>>>>>

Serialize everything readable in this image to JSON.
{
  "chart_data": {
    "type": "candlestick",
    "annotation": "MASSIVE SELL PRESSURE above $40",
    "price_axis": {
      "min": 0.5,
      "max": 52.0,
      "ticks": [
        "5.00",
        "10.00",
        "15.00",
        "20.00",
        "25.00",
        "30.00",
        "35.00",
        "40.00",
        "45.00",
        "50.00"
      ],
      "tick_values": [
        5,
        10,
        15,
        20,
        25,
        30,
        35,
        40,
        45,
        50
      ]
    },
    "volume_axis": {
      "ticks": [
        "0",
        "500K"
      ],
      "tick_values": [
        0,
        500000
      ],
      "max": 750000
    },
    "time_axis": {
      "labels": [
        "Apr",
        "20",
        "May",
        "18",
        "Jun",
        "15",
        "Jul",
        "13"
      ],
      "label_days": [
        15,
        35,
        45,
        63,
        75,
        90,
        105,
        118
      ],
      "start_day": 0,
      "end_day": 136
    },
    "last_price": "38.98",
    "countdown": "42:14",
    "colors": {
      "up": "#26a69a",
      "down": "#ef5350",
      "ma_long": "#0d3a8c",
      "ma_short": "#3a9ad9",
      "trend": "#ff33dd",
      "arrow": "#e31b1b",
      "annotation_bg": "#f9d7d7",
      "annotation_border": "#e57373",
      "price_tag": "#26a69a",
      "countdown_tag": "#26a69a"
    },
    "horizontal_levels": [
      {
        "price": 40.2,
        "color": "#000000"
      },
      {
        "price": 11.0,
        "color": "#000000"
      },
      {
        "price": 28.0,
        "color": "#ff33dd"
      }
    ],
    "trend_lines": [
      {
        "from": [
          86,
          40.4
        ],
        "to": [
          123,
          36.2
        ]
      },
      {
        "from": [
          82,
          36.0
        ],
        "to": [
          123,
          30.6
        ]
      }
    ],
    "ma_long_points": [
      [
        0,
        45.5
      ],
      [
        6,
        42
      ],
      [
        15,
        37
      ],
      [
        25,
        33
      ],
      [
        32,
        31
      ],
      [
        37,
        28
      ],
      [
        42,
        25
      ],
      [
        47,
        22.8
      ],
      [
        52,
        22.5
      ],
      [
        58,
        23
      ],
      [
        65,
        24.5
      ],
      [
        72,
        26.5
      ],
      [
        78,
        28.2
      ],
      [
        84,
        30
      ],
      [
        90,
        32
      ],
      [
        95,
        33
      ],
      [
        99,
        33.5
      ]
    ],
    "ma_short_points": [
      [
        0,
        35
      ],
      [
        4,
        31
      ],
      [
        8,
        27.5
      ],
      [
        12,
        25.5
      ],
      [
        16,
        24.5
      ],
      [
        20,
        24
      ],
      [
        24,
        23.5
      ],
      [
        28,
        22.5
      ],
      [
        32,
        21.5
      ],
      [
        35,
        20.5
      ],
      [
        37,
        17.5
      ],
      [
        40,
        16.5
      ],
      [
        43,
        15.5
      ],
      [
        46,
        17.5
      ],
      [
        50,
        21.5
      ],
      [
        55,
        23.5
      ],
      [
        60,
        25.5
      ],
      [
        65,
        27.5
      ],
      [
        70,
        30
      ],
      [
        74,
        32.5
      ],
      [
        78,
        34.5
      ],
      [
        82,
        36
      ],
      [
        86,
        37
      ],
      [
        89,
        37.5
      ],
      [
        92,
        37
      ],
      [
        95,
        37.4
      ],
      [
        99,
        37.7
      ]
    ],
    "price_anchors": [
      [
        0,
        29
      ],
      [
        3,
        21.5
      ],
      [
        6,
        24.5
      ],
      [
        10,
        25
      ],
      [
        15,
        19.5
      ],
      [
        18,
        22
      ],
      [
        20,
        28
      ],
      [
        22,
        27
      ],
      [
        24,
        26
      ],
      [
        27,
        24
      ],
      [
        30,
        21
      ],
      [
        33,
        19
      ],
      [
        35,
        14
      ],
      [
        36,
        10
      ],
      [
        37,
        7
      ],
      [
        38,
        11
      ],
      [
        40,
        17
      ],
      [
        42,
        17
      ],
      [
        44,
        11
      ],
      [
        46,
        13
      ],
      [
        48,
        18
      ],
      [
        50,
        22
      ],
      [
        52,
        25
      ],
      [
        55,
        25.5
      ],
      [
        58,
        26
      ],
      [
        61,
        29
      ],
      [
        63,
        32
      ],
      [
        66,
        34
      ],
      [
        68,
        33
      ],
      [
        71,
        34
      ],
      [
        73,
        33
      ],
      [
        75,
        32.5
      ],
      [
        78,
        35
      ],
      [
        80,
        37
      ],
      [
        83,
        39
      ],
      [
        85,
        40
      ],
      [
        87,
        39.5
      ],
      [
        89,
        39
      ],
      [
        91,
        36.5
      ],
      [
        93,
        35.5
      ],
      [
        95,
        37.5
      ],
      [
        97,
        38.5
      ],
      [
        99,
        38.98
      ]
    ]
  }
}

<<<<<

Without leaving anything out, quote all the data.

Serialize everything readable in this image to JSON.
{
  "chart_data": {
    "type": "candlestick",
    "annotation": "MASSIVE SELL PRESSURE above $40",
    "price_axis": {
      "min": 0.5,
      "max": 52.0,
      "ticks": [
        "5.00",
        "10.00",
        "15.00",
        "20.00",
        "25.00",
        "30.00",
        "35.00",
        "40.00",
        "45.00",
        "50.00"
      ],
      "tick_values": [
        5,
        10,
        15,
        20,
        25,
        30,
        35,
        40,
        45,
        50
      ]
    },
    "volume_axis": {
      "ticks": [
        "0",
        "500K"
      ],
      "tick_values": [
        0,
        500000
      ],
      "max": 750000
    },
    "time_axis": {
      "labels": [
        "Apr",
        "20",
        "May",
        "18",
        "Jun",
        "15",
        "Jul",
        "13"
      ],
      "label_days": [
        15,
        35,
        45,
        63,
        75,
        90,
        105,
        118
      ],
      "start_day": 0,
      "end_day": 136
    },
    "last_price": "38.98",
    "countdown": "42:14",
    "colors": {
      "up": "#26a69a",
      "down": "#ef5350",
      "ma_long": "#0d3a8c",
      "ma_short": "#3a9ad9",
      "trend": "#ff33dd",
      "arrow": "#e31b1b",
      "annotation_bg": "#f9d7d7",
      "annotation_border": "#e57373",
      "price_tag": "#26a69a",
      "countdown_tag": "#26a69a"
    },
    "horizontal_levels": [
      {
        "price": 40.2,
        "color": "#000000"
      },
      {
        "price": 11.0,
        "color": "#000000"
      },
      {
        "price": 28.0,
        "color": "#ff33dd"
      }
    ],
    "trend_lines": [
      {
        "from": [
          86,
          40.4
        ],
        "to": [
          123,
          36.2
        ]
      },
      {
        "from": [
          82,
          36.0
        ],
        "to": [
          123,
          30.6
        ]
      }
    ],
    "ma_long_points": [
      [
        0,
        45.5
      ],
      [
        6,
        42
      ],
      [
        15,
        37
      ],
      [
        25,
        33
      ],
      [
        32,
        31
      ],
      [
        37,
        28
      ],
      [
        42,
        25
      ],
      [
        47,
        22.8
      ],
      [
        52,
        22.5
      ],
      [
        58,
        23
      ],
      [
        65,
        24.5
      ],
      [
        72,
        26.5
      ],
      [
        78,
        28.2
      ],
      [
        84,
        30
      ],
      [
        90,
        32
      ],
      [
        95,
        33
      ],
      [
        99,
        33.5
      ]
    ],
    "ma_short_points": [
      [
        0,
        35
      ],
      [
        4,
        31
      ],
      [
        8,
        27.5
      ],
      [
        12,
        25.5
      ],
      [
        16,
        24.5
      ],
      [
        20,
        24
      ],
      [
        24,
        23.5
      ],
      [
        28,
        22.5
      ],
      [
        32,
        21.5
      ],
      [
        35,
        20.5
      ],
      [
        37,
        17.5
      ],
      [
        40,
        16.5
      ],
      [
        43,
        15.5
      ],
      [
        46,
        17.5
      ],
      [
        50,
        21.5
      ],
      [
        55,
        23.5
      ],
      [
        60,
        25.5
      ],
      [
        65,
        27.5
      ],
      [
        70,
        30
      ],
      [
        74,
        32.5
      ],
      [
        78,
        34.5
      ],
      [
        82,
        36
      ],
      [
        86,
        37
      ],
      [
        89,
        37.5
      ],
      [
        92,
        37
      ],
      [
        95,
        37.4
      ],
      [
        99,
        37.7
      ]
    ],
    "price_anchors": [
      [
        0,
        29
      ],
      [
        3,
        21.5
      ],
      [
        6,
        24.5
      ],
      [
        10,
        25
      ],
      [
        15,
        19.5
      ],
      [
        18,
        22
      ],
      [
        20,
        28
      ],
      [
        22,
        27
      ],
      [
        24,
        26
      ],
      [
        27,
        24
      ],
      [
        30,
        21
      ],
      [
        33,
        19
      ],
      [
        35,
        14
      ],
      [
        36,
        10
      ],
      [
        37,
        7
      ],
      [
        38,
        11
      ],
      [
        40,
        17
      ],
      [
        42,
        17
      ],
      [
        44,
        11
      ],
      [
        46,
        13
      ],
      [
        48,
        18
      ],
      [
        50,
        22
      ],
      [
        52,
        25
      ],
      [
        55,
        25.5
      ],
      [
        58,
        26
      ],
      [
        61,
        29
      ],
      [
        63,
        32
      ],
      [
        66,
        34
      ],
      [
        68,
        33
      ],
      [
        71,
        34
      ],
      [
        73,
        33
      ],
      [
        75,
        32.5
      ],
      [
        78,
        35
      ],
      [
        80,
        37
      ],
      [
        83,
        39
      ],
      [
        85,
        40
      ],
      [
        87,
        39.5
      ],
      [
        89,
        39
      ],
      [
        91,
        36.5
      ],
      [
        93,
        35.5
      ],
      [
        95,
        37.5
      ],
      [
        97,
        38.5
      ],
      [
        99,
        38.98
      ]
    ]
  }
}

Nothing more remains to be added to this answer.